## AIM OF THE TASK
Your task is to output the data exactly as it stands.

<<<<

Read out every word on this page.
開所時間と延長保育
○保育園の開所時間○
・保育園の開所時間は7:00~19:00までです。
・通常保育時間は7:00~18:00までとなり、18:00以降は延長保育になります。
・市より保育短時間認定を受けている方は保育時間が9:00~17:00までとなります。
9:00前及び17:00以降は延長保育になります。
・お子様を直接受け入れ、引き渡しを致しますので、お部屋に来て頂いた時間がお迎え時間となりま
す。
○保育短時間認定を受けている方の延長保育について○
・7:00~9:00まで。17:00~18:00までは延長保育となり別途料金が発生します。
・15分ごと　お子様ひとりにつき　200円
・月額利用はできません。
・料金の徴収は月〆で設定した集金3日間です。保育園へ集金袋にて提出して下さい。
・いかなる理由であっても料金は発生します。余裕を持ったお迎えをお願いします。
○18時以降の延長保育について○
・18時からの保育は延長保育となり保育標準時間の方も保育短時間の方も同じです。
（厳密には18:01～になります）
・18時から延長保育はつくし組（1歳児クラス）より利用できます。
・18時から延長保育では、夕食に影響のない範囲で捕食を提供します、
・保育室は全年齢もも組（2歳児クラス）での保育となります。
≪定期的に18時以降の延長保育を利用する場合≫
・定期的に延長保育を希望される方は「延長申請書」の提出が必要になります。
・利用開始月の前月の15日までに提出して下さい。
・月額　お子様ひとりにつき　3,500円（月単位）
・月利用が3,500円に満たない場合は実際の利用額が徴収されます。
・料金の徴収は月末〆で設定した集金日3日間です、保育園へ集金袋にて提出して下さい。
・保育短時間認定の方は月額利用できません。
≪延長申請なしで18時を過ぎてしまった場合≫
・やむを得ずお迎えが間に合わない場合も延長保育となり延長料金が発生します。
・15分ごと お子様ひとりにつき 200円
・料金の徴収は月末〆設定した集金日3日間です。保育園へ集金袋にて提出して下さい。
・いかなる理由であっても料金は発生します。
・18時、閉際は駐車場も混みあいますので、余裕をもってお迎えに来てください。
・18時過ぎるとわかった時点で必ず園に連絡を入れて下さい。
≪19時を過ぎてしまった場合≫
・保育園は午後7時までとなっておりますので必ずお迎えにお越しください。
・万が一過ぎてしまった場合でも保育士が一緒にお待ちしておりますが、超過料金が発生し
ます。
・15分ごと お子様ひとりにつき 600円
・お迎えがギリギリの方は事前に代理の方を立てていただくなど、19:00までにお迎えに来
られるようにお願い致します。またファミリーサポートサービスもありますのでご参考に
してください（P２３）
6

>>>>

## EXERCISE RESPONSE
Read out every word on this page.
開所時間と延長保育
○保育園の開所時間○
・保育園の開所時間は7:00~19:00までです。
・通常保育時間は7:00~18:00までとなり、18:00以降は延長保育になります。
・市より保育短時間認定を受けている方は保育時間が9:00~17:00までとなります。
9:00前及び17:00以降は延長保育になります。
・お子様を直接受け入れ、引き渡しを致しますので、お部屋に来て頂いた時間がお迎え時間となりま
す。
○保育短時間認定を受けている方の延長保育について○
・7:00~9:00まで。17:00~18:00までは延長保育となり別途料金が発生します。
・15分ごと　お子様ひとりにつき　200円
・月額利用はできません。
・料金の徴収は月〆で設定した集金3日間です。保育園へ集金袋にて提出して下さい。
・いかなる理由であっても料金は発生します。余裕を持ったお迎えをお願いします。
○18時以降の延長保育について○
・18時からの保育は延長保育となり保育標準時間の方も保育短時間の方も同じです。
（厳密には18:01～になります）
・18時から延長保育はつくし組（1歳児クラス）より利用できます。
・18時から延長保育では、夕食に影響のない範囲で捕食を提供します、
・保育室は全年齢もも組（2歳児クラス）での保育となります。
≪定期的に18時以降の延長保育を利用する場合≫
・定期的に延長保育を希望される方は「延長申請書」の提出が必要になります。
・利用開始月の前月の15日までに提出して下さい。
・月額　お子様ひとりにつき　3,500円（月単位）
・月利用が3,500円に満たない場合は実際の利用額が徴収されます。
・料金の徴収は月末〆で設定した集金日3日間です、保育園へ集金袋にて提出して下さい。
・保育短時間認定の方は月額利用できません。
≪延長申請なしで18時を過ぎてしまった場合≫
・やむを得ずお迎えが間に合わない場合も延長保育となり延長料金が発生します。
・15分ごと お子様ひとりにつき 200円
・料金の徴収は月末〆設定した集金日3日間です。保育園へ集金袋にて提出して下さい。
・いかなる理由であっても料金は発生します。
・18時、閉際は駐車場も混みあいますので、余裕をもってお迎えに来てください。
・18時過ぎるとわかった時点で必ず園に連絡を入れて下さい。
≪19時を過ぎてしまった場合≫
・保育園は午後7時までとなっておりますので必ずお迎えにお越しください。
・万が一過ぎてしまった場合でも保育士が一緒にお待ちしておりますが、超過料金が発生し
ます。
・15分ごと お子様ひとりにつき 600円
・お迎えがギリギリの方は事前に代理の方を立てていただくなど、19:00までにお迎えに来
られるようにお願い致します。またファミリーサポートサービスもありますのでご参考に
してください（P２３）
6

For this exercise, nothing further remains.